Give the number of lines in the records below that include "faqat", and nothing more.
--- EXTRACTED MATERIAL ---
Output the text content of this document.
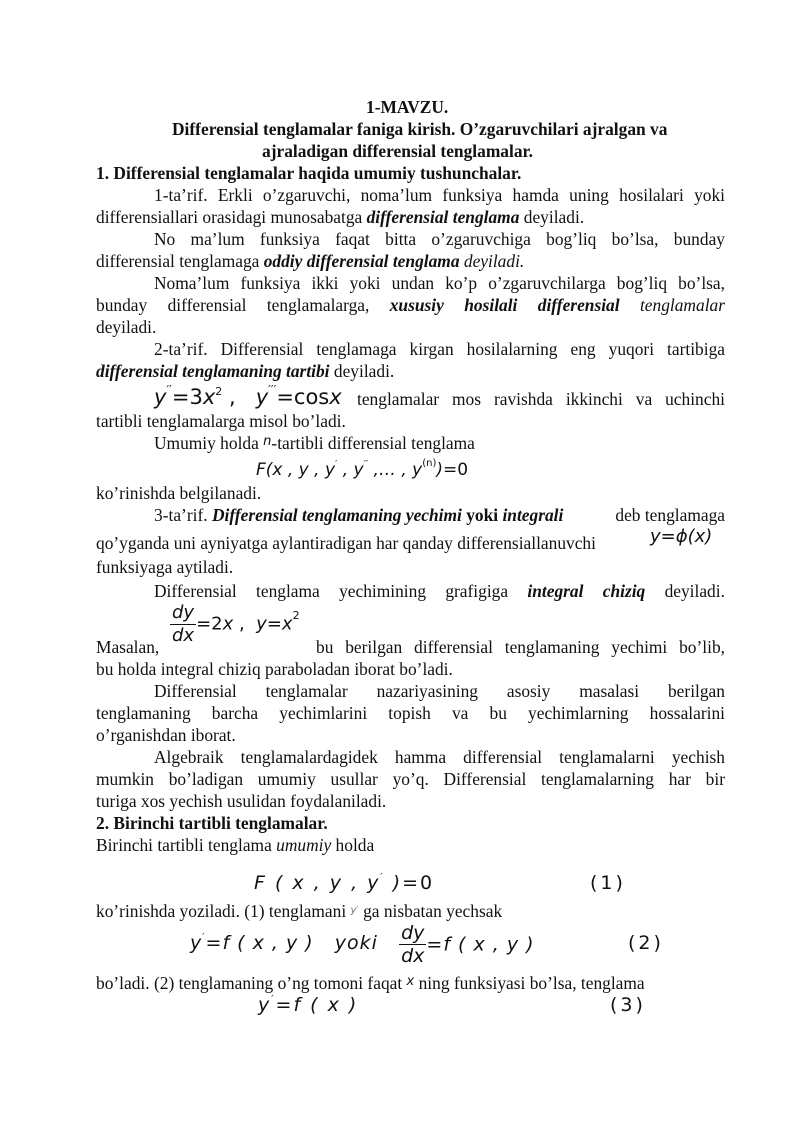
1-MAVZU.
Differensial tenglamalar faniga kirish. O’zgaruvchilari ajralgan va
ajraladigan differensial tenglamalar.
1. Differensial tenglamalar haqida umumiy tushunchalar.
1-ta’rif. Erkli o’zgaruvchi, noma’lum funksiya hamda uning hosilalari yoki
differensiallari orasidagi munosabatga differensial tenglama deyiladi.
No ma’lum funksiya faqat bitta o’zgaruvchiga bog’liq bo’lsa, bunday
differensial tenglamaga oddiy differensial tenglama deyiladi.
Noma’lum funksiya ikki yoki undan ko’p o’zgaruvchilarga bog’liq bo’lsa,
bunday differensial tenglamalarga, xususiy hosilali differensial tenglamalar
deyiladi.
2-ta’rif. Differensial tenglamaga kirgan hosilalarning eng yuqori tartibiga
differensial tenglamaning tartibi deyiladi.
$y''=3x^2$ ,   y′′′=cosx tenglamalar mos ravishda ikkinchi va uchinchi
tartibli tenglamalarga misol bo’ladi.
Umumiy holda $^n$-tartibli differensial tenglama
F(x , y , y′ , y′′ ,… , $y^{(n)})=0$
ko’rinishda belgilanadi.
3-ta’rif. Differensial tenglamaning yechimi yoki integrali	deb tenglamaga
qo’yganda uni ayniyatga aylantiradigan har qanday differensiallanuvchi	y=ϕ(x)
funksiyaga aytiladi.
Differensial tenglama yechimining grafigiga integral chiziq deyiladi.
$\frac{dy}{dx} =2x$ ,  $y=x^2$
Masalan,	bu berilgan differensial tenglamaning yechimi bo’lib,
bu holda integral chiziq paraboladan iborat bo’ladi.
Differensial tenglamalar nazariyasining asosiy masalasi berilgan
tenglamaning barcha yechimlarini topish va bu yechimlarning hossalarini
o’rganishdan iborat.
Algebraik tenglamalardagidek hamma differensial tenglamalarni yechish
mumkin bo’ladigan umumiy usullar yo’q. Differensial tenglamalarning har bir
turiga xos yechish usulidan foydalaniladi.
2. Birinchi tartibli tenglamalar.
Birinchi tartibli tenglama umumiy holda
F ( x , y , y′ )=0	(1)
ko’rinishda yoziladi. (1) tenglamani $^{y'}$ ga nisbatan yechsak
y′=f ( x , y )   yoki $\frac{dy}{dx} =f$ ( x , y )	(2)
bo’ladi. (2) tenglamaning o’ng tomoni faqat $^x$ ning funksiyasi bo’lsa, tenglama
y′=f ( x )	(3)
---
» **EXERCISE ANSWER**
2